--- Begin The data ---

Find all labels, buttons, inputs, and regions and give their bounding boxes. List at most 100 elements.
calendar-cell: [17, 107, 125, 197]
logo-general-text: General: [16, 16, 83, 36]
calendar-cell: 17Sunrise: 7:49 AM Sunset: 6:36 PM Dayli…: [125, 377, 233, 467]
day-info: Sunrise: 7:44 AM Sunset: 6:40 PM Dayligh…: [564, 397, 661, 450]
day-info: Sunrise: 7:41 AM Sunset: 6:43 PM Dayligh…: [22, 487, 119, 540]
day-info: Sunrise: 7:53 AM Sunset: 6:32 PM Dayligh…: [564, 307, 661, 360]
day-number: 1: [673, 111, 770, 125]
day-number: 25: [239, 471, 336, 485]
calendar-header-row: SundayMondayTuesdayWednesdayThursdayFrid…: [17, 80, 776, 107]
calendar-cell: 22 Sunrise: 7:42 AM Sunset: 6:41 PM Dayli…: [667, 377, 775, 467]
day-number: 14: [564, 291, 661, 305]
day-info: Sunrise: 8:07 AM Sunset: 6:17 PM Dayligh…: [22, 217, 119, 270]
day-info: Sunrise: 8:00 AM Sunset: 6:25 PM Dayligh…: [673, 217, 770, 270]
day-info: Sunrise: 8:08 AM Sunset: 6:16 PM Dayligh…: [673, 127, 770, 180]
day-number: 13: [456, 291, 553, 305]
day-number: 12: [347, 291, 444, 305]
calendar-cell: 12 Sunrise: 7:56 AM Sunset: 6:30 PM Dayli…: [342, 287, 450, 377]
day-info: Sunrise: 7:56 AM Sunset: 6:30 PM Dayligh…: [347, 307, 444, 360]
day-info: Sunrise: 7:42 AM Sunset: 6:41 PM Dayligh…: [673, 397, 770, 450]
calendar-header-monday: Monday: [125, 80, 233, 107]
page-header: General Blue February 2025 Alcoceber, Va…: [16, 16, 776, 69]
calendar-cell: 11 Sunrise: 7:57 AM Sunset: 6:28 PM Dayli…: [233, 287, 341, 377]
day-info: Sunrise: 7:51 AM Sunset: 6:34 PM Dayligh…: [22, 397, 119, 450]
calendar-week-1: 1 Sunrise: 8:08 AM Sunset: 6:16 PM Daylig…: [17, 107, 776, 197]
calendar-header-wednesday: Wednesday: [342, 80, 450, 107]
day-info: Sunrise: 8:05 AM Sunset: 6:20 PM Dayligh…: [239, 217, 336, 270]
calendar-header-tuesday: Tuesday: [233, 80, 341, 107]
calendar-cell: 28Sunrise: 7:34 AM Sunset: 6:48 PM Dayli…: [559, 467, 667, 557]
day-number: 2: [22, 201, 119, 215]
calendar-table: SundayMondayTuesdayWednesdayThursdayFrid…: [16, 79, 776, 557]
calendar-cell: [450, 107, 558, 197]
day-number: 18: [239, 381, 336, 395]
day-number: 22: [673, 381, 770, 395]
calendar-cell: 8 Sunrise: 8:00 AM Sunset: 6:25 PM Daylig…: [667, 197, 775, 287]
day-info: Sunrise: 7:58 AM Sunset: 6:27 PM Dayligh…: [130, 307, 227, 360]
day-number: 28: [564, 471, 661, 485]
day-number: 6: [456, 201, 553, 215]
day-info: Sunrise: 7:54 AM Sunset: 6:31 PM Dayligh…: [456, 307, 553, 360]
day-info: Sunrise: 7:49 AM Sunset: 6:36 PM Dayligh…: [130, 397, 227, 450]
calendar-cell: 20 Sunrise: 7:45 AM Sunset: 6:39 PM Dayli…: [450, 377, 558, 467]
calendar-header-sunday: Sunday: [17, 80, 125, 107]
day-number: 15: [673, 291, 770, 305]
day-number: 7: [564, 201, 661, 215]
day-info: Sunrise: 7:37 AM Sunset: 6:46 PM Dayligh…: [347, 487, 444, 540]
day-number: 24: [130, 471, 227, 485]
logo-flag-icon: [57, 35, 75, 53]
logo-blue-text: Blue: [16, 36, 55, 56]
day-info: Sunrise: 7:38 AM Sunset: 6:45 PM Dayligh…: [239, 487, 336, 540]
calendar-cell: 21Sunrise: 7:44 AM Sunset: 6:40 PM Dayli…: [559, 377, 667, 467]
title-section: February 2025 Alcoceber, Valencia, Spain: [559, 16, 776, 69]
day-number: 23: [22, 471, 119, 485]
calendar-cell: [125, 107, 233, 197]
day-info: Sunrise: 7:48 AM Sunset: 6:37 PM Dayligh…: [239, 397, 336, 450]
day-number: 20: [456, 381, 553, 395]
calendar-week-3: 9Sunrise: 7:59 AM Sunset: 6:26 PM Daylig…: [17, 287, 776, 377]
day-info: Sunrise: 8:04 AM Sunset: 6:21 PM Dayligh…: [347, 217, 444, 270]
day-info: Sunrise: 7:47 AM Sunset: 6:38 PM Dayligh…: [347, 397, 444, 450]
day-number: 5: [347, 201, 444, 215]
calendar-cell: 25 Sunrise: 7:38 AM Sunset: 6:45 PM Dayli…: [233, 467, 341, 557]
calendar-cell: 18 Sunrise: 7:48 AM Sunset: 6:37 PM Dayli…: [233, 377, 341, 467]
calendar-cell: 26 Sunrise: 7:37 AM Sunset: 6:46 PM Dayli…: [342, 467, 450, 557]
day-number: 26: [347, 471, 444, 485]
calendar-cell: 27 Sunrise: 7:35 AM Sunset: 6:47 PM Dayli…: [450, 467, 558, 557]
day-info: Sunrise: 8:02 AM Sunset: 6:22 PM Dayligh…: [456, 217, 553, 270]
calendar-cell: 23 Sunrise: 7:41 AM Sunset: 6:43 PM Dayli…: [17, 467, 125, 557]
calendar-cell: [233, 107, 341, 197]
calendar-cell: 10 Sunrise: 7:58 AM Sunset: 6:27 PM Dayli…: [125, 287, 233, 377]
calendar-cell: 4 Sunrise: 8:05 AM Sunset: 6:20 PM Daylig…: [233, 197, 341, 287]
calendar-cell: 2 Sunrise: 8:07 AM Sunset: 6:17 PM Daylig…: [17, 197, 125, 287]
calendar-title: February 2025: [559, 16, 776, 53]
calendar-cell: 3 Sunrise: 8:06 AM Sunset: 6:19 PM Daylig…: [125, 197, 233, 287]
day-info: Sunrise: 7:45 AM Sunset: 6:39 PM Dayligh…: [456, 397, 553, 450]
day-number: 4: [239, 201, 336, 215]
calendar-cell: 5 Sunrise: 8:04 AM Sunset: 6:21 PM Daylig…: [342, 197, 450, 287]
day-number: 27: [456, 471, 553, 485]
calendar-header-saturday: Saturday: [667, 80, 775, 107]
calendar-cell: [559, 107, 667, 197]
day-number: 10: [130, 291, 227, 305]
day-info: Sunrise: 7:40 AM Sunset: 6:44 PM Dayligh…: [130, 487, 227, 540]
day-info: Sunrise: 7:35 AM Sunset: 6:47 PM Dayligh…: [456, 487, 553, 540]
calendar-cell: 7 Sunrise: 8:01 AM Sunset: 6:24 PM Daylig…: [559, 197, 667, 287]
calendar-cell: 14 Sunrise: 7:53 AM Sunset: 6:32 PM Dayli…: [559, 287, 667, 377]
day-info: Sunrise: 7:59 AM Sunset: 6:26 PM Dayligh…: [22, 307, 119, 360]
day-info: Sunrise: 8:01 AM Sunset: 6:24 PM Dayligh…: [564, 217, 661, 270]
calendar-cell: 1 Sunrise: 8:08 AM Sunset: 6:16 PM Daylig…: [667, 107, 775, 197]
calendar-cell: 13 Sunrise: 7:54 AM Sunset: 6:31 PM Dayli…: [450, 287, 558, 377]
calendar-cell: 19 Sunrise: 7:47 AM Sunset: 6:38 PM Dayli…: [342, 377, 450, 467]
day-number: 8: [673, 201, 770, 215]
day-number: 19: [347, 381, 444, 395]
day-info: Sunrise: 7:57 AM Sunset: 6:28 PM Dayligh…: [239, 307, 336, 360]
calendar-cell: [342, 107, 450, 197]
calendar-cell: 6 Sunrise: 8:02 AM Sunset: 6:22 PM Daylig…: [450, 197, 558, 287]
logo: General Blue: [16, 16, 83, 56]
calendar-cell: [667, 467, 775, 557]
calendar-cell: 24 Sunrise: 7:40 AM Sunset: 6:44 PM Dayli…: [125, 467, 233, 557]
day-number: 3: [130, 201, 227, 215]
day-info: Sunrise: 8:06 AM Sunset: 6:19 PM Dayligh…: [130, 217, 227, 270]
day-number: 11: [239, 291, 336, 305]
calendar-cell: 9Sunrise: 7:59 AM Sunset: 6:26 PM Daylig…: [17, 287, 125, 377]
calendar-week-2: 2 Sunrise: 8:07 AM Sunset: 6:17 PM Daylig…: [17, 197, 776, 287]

--- End The data ---

### Task goal
Identify each line above that contains the string "logo" and copy those lines in full.

### Answer to the problem
logo-general-text: General: [16, 16, 83, 36]
logo-flag-icon: [57, 35, 75, 53]
logo-blue-text: Blue: [16, 36, 55, 56]
logo: General Blue: [16, 16, 83, 56]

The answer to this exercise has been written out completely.